• _Directive_: Collect from the data below each line with "Cosine".

• _Exercise materials_:
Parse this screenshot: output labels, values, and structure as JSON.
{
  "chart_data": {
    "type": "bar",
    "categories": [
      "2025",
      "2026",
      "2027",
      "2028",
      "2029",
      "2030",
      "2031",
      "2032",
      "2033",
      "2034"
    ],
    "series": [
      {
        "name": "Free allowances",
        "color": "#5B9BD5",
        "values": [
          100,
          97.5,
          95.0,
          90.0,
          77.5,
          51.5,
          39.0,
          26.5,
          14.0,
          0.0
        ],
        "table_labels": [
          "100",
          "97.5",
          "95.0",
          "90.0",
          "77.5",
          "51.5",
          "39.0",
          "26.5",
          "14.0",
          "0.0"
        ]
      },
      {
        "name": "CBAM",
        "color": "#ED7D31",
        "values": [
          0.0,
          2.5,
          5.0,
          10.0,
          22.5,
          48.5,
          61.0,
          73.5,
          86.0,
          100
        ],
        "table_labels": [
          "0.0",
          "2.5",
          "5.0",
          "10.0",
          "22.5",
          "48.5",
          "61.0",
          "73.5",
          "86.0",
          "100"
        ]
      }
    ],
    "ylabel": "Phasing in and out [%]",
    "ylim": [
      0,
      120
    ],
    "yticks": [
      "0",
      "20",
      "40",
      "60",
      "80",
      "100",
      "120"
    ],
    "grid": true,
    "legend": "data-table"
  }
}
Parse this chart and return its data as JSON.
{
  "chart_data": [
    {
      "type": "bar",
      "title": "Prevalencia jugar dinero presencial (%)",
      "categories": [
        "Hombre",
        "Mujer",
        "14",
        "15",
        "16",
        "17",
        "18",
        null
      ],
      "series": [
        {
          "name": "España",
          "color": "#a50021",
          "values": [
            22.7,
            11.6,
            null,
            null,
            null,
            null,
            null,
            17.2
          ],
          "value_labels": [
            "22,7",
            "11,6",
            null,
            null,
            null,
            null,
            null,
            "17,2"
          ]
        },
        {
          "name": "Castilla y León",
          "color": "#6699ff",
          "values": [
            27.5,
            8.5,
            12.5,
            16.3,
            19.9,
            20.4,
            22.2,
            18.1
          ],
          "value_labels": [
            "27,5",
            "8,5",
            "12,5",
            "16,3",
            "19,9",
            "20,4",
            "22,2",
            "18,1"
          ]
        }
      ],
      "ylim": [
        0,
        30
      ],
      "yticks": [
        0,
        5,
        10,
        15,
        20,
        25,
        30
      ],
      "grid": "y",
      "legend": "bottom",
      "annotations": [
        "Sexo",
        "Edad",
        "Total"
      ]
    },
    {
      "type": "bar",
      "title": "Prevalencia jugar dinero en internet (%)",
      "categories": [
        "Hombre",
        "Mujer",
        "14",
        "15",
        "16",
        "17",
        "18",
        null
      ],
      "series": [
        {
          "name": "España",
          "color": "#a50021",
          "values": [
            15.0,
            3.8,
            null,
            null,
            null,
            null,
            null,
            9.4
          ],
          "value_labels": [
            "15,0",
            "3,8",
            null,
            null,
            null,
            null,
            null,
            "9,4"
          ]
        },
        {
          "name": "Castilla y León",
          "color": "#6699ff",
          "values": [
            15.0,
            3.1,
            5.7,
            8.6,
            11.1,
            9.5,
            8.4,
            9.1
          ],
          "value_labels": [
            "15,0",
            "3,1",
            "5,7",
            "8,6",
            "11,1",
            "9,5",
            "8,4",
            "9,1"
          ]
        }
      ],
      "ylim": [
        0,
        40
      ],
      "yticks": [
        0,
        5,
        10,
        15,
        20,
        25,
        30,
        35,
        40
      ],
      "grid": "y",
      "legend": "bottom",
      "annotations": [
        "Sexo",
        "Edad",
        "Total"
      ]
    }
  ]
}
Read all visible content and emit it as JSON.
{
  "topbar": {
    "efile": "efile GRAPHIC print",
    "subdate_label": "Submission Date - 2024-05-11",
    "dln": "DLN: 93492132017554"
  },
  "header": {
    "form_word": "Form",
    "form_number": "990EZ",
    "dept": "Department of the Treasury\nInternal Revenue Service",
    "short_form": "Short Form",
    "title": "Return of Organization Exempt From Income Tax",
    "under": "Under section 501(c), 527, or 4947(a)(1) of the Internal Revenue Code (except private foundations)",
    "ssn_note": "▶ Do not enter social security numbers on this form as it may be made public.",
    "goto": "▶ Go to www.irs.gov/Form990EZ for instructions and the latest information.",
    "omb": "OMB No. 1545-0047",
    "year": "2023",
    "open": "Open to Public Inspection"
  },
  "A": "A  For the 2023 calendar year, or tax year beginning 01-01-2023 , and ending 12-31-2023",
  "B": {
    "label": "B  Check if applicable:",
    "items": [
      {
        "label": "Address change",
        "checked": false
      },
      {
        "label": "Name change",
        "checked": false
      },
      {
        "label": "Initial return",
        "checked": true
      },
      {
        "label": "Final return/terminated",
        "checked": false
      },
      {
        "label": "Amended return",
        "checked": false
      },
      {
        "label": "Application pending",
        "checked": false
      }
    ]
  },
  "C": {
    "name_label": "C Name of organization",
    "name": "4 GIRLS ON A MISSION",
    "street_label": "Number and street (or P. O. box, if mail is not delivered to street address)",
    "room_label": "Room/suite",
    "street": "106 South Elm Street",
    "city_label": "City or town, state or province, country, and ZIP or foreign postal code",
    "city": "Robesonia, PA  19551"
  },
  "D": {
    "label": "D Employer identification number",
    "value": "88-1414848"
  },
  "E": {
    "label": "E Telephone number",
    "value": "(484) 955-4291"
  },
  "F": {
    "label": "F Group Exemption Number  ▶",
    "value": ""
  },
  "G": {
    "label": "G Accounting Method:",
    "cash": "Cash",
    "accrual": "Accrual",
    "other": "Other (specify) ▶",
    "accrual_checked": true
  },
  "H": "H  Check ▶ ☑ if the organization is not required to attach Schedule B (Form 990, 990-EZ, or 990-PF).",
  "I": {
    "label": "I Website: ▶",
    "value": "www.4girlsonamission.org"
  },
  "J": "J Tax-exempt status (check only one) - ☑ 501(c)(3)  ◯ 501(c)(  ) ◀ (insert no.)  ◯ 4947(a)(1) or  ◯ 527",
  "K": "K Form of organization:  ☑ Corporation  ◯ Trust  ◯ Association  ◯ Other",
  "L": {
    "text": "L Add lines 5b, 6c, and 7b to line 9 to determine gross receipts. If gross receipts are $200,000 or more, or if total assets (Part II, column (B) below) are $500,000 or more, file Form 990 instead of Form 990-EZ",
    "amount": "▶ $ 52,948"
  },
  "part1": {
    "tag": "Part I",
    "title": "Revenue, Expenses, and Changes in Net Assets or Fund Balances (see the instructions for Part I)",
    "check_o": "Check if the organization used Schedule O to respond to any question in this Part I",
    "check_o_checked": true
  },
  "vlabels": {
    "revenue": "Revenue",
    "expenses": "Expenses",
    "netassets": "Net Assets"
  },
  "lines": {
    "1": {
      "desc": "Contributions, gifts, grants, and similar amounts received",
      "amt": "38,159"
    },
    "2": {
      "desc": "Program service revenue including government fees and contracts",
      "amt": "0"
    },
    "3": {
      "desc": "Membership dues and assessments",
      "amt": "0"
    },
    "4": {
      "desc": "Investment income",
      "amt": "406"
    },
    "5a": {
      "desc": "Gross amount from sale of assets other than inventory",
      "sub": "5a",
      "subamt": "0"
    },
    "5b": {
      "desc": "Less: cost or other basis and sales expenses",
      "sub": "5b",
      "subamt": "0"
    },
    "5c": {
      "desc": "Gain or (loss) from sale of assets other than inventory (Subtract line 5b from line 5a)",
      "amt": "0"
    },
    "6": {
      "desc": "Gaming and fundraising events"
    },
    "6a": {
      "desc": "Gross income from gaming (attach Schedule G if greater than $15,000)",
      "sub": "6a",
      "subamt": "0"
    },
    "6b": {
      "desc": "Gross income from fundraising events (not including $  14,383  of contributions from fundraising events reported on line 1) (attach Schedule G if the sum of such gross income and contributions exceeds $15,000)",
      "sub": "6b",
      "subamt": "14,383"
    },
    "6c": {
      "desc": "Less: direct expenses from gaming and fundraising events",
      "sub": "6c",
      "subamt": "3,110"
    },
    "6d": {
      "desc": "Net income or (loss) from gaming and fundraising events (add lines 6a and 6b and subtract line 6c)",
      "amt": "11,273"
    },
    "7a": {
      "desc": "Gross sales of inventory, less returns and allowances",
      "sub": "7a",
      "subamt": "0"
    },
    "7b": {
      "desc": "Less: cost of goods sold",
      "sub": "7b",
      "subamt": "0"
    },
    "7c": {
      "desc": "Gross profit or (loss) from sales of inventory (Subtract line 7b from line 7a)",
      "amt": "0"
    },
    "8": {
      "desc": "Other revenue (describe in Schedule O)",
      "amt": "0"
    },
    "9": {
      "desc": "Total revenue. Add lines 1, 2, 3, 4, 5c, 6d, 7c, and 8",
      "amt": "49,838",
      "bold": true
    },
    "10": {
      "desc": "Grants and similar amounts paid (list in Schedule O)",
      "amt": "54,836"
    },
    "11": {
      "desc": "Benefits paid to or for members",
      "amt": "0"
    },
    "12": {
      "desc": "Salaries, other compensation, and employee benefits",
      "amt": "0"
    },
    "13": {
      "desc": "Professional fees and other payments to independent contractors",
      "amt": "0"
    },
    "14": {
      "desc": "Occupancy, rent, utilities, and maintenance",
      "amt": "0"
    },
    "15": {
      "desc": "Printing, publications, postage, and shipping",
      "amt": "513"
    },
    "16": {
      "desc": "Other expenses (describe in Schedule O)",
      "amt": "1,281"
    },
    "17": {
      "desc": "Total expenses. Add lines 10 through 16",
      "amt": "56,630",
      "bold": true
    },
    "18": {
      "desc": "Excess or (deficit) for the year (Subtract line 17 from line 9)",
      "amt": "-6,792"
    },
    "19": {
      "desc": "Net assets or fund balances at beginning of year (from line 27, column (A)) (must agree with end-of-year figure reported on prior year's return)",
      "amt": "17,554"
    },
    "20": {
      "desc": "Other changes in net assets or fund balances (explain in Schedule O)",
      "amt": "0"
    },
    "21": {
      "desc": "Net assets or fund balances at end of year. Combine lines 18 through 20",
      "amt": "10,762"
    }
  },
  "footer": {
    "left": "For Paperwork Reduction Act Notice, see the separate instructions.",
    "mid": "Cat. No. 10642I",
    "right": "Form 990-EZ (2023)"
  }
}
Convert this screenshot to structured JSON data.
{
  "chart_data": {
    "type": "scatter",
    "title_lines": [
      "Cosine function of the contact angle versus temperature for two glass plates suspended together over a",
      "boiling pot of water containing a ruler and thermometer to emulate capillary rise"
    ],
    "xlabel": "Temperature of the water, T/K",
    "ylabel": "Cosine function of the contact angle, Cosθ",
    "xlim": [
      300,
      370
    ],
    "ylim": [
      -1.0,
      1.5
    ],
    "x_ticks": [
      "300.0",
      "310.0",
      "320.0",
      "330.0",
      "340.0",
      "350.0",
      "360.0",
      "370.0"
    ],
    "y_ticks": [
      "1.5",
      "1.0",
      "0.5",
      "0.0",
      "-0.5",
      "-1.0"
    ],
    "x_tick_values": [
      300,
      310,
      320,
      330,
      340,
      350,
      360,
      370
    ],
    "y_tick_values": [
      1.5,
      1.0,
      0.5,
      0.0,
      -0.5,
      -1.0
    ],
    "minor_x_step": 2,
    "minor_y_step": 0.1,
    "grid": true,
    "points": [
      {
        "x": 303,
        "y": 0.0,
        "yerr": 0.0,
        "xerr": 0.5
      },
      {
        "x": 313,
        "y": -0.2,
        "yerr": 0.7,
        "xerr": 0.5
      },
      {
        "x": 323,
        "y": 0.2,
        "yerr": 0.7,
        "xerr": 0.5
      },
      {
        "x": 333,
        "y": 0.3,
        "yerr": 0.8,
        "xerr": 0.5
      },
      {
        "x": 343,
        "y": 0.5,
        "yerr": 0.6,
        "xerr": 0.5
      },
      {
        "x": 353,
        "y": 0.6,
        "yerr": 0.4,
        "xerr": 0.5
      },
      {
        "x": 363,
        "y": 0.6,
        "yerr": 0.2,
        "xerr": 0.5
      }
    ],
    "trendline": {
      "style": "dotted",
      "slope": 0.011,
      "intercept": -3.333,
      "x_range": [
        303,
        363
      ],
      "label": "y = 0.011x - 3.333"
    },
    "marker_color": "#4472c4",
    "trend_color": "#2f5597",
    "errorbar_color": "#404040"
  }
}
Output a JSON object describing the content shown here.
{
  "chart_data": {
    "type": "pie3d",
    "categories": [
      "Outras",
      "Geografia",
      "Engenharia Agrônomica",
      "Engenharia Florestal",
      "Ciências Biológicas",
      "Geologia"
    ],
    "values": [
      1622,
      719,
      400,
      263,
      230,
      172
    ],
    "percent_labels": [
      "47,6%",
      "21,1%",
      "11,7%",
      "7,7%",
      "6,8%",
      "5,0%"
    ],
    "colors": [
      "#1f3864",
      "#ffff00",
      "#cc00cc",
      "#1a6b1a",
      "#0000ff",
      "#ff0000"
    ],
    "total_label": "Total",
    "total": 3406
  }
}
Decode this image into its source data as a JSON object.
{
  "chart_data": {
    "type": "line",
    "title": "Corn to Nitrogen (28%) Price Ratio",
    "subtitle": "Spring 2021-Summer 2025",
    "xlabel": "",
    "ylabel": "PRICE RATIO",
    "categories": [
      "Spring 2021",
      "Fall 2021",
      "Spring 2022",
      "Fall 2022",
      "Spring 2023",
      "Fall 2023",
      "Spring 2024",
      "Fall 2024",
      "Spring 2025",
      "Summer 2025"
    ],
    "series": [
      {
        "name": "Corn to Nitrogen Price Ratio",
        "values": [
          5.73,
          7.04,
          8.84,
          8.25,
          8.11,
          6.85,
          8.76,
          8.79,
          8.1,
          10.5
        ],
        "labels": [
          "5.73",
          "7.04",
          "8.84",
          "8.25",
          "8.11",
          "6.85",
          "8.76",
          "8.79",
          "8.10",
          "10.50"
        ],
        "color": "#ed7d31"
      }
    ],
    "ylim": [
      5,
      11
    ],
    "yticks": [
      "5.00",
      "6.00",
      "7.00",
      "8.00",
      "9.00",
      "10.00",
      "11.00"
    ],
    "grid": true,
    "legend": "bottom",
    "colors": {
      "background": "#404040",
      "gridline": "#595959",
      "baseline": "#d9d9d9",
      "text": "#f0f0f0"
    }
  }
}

• _Output_:
      "Cosine function of the contact angle versus temperature for two glass plates suspended together over a",
    "ylabel": "Cosine function of the contact angle, Cosθ",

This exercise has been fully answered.